# To do
Your answer is a single number: how many lines hold the word "κατὰ"?

# Information supplied

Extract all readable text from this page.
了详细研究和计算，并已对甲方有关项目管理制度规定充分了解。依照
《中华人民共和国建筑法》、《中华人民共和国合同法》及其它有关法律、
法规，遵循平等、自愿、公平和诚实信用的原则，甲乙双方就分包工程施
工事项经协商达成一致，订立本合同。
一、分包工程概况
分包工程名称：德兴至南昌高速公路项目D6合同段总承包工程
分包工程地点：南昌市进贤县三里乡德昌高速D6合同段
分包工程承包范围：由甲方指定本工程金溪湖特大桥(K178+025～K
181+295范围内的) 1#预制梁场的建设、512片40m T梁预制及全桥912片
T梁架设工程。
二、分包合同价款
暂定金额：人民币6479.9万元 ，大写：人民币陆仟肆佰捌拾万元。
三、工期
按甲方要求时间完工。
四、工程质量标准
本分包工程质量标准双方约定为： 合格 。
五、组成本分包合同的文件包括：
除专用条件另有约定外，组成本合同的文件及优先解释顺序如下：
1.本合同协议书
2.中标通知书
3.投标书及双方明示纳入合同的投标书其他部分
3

==

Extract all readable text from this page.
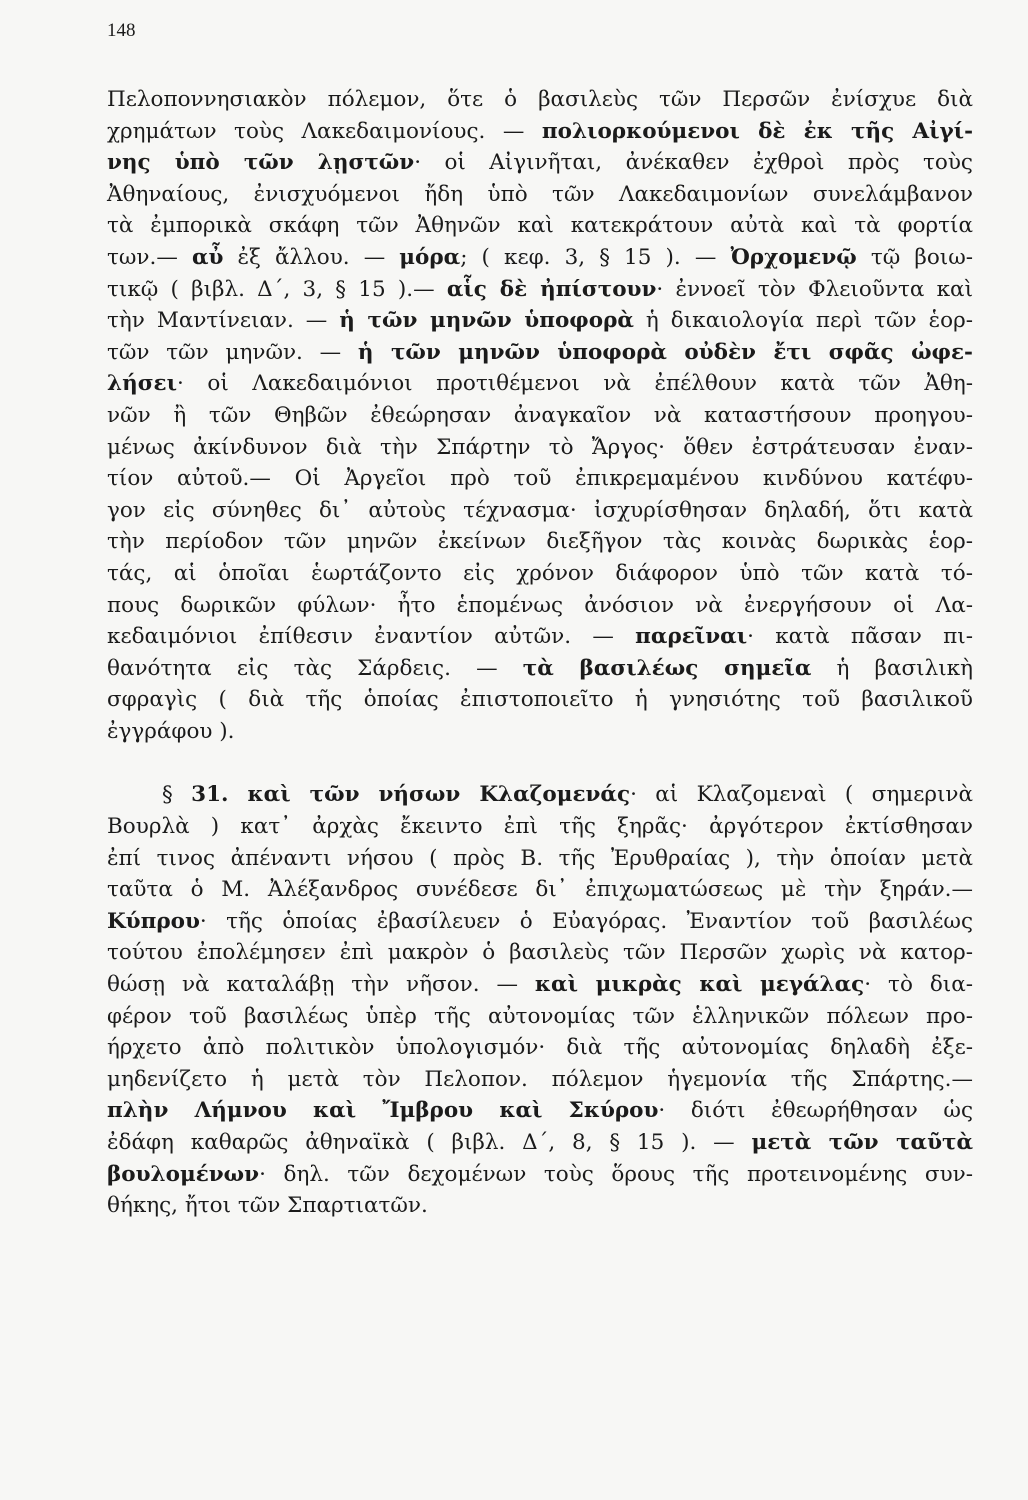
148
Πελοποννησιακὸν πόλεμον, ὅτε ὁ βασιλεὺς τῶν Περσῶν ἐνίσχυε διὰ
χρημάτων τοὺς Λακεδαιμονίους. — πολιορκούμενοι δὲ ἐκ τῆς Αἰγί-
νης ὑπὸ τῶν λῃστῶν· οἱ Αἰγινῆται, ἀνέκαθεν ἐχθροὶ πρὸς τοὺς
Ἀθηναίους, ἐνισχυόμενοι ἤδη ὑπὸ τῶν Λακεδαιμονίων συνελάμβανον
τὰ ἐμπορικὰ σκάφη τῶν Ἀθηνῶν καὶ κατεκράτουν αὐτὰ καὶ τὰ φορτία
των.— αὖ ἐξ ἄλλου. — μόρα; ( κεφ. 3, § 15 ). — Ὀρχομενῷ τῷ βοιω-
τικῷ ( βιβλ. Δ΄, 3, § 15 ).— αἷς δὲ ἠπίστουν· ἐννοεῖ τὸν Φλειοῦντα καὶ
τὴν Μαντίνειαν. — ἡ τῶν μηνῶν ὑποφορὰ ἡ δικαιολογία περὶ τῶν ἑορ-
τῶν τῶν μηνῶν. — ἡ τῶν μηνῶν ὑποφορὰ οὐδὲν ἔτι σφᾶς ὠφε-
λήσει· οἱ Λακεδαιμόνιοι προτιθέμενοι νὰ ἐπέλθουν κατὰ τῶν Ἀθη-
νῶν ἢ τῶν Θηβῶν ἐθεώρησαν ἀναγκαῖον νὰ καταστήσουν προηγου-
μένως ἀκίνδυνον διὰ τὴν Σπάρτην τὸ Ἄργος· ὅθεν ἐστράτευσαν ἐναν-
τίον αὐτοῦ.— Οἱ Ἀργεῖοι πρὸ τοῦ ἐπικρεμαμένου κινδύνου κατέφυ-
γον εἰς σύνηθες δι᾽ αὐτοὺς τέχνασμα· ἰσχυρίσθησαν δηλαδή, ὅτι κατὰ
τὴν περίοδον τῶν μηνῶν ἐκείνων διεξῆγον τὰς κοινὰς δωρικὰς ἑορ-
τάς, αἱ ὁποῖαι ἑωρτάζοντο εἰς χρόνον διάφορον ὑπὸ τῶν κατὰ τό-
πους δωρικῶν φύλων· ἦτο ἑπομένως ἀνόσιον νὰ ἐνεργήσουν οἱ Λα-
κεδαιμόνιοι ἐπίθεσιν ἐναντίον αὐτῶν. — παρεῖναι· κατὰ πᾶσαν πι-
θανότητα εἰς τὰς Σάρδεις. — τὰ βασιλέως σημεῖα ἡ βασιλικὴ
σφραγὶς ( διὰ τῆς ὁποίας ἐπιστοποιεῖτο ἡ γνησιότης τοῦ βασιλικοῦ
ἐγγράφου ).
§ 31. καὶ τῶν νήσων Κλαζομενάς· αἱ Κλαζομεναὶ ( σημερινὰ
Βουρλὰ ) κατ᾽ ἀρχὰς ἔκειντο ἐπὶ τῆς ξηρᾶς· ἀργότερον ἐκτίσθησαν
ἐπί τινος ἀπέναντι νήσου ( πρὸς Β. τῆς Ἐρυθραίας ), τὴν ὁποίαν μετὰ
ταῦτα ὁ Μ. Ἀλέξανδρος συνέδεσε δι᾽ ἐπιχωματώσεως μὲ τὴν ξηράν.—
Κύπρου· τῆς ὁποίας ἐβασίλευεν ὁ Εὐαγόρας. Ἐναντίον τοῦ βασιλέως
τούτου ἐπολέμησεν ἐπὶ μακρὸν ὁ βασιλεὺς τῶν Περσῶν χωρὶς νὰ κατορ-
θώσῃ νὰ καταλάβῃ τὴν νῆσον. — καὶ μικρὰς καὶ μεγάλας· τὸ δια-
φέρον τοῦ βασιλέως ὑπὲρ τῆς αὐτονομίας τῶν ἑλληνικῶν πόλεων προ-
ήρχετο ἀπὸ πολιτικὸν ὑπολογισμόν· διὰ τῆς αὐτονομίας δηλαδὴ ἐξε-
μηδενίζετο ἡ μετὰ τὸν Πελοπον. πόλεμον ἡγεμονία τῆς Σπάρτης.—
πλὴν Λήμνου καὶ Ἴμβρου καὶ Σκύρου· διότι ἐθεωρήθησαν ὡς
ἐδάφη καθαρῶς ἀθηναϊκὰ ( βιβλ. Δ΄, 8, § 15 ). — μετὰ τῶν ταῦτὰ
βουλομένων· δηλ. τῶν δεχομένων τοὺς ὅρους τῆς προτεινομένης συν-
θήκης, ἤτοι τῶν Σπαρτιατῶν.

# Exercise answer
4